:: Listing ::
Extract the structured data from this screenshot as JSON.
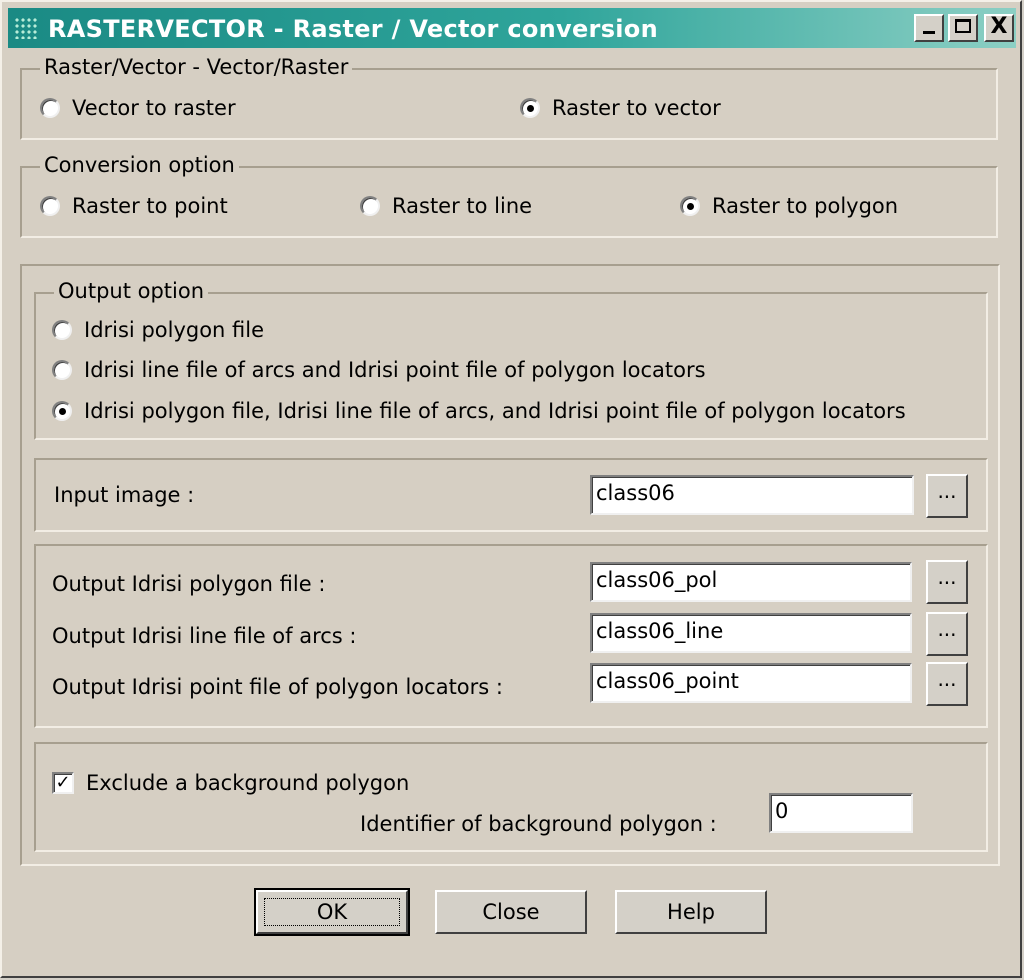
{
  "window": {
    "title": "RASTERVECTOR - Raster / Vector conversion",
    "controls": {
      "minimize": "_",
      "maximize": "□",
      "close": "X"
    }
  },
  "direction_group": {
    "label": "Raster/Vector - Vector/Raster",
    "options": [
      {
        "label": "Vector to raster",
        "checked": false
      },
      {
        "label": "Raster to vector",
        "checked": true
      }
    ]
  },
  "conversion_group": {
    "label": "Conversion option",
    "options": [
      {
        "label": "Raster to point",
        "checked": false
      },
      {
        "label": "Raster to line",
        "checked": false
      },
      {
        "label": "Raster to polygon",
        "checked": true
      }
    ]
  },
  "output_group": {
    "label": "Output option",
    "options": [
      {
        "label": "Idrisi polygon file",
        "checked": false
      },
      {
        "label": "Idrisi line file of arcs and Idrisi point file of polygon locators",
        "checked": false
      },
      {
        "label": "Idrisi polygon file, Idrisi line file of arcs, and Idrisi point file of polygon locators",
        "checked": true
      }
    ]
  },
  "input": {
    "label": "Input image :",
    "value": "class06",
    "browse_label": "..."
  },
  "outputs": [
    {
      "label": "Output Idrisi polygon file :",
      "value": "class06_pol",
      "browse_label": "..."
    },
    {
      "label": "Output Idrisi line file of arcs :",
      "value": "class06_line",
      "browse_label": "..."
    },
    {
      "label": "Output Idrisi point file of polygon locators :",
      "value": "class06_point",
      "browse_label": "..."
    }
  ],
  "background": {
    "checkbox_label": "Exclude a background polygon",
    "checked": true,
    "check_mark": "✓",
    "identifier_label": "Identifier of background polygon :",
    "identifier_value": "0"
  },
  "buttons": {
    "ok": "OK",
    "close": "Close",
    "help": "Help"
  }
}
:::
Print all of the entries word for word. Omit the pictures they contain.

** Written solution **
Extract the structured data from this screenshot as JSON.
{
  "window": {
    "title": "RASTERVECTOR - Raster / Vector conversion",
    "controls": {
      "minimize": "_",
      "maximize": "□",
      "close": "X"
    }
  },
  "direction_group": {
    "label": "Raster/Vector - Vector/Raster",
    "options": [
      {
        "label": "Vector to raster",
        "checked": false
      },
      {
        "label": "Raster to vector",
        "checked": true
      }
    ]
  },
  "conversion_group": {
    "label": "Conversion option",
    "options": [
      {
        "label": "Raster to point",
        "checked": false
      },
      {
        "label": "Raster to line",
        "checked": false
      },
      {
        "label": "Raster to polygon",
        "checked": true
      }
    ]
  },
  "output_group": {
    "label": "Output option",
    "options": [
      {
        "label": "Idrisi polygon file",
        "checked": false
      },
      {
        "label": "Idrisi line file of arcs and Idrisi point file of polygon locators",
        "checked": false
      },
      {
        "label": "Idrisi polygon file, Idrisi line file of arcs, and Idrisi point file of polygon locators",
        "checked": true
      }
    ]
  },
  "input": {
    "label": "Input image :",
    "value": "class06",
    "browse_label": "..."
  },
  "outputs": [
    {
      "label": "Output Idrisi polygon file :",
      "value": "class06_pol",
      "browse_label": "..."
    },
    {
      "label": "Output Idrisi line file of arcs :",
      "value": "class06_line",
      "browse_label": "..."
    },
    {
      "label": "Output Idrisi point file of polygon locators :",
      "value": "class06_point",
      "browse_label": "..."
    }
  ],
  "background": {
    "checkbox_label": "Exclude a background polygon",
    "checked": true,
    "check_mark": "✓",
    "identifier_label": "Identifier of background polygon :",
    "identifier_value": "0"
  },
  "buttons": {
    "ok": "OK",
    "close": "Close",
    "help": "Help"
  }
}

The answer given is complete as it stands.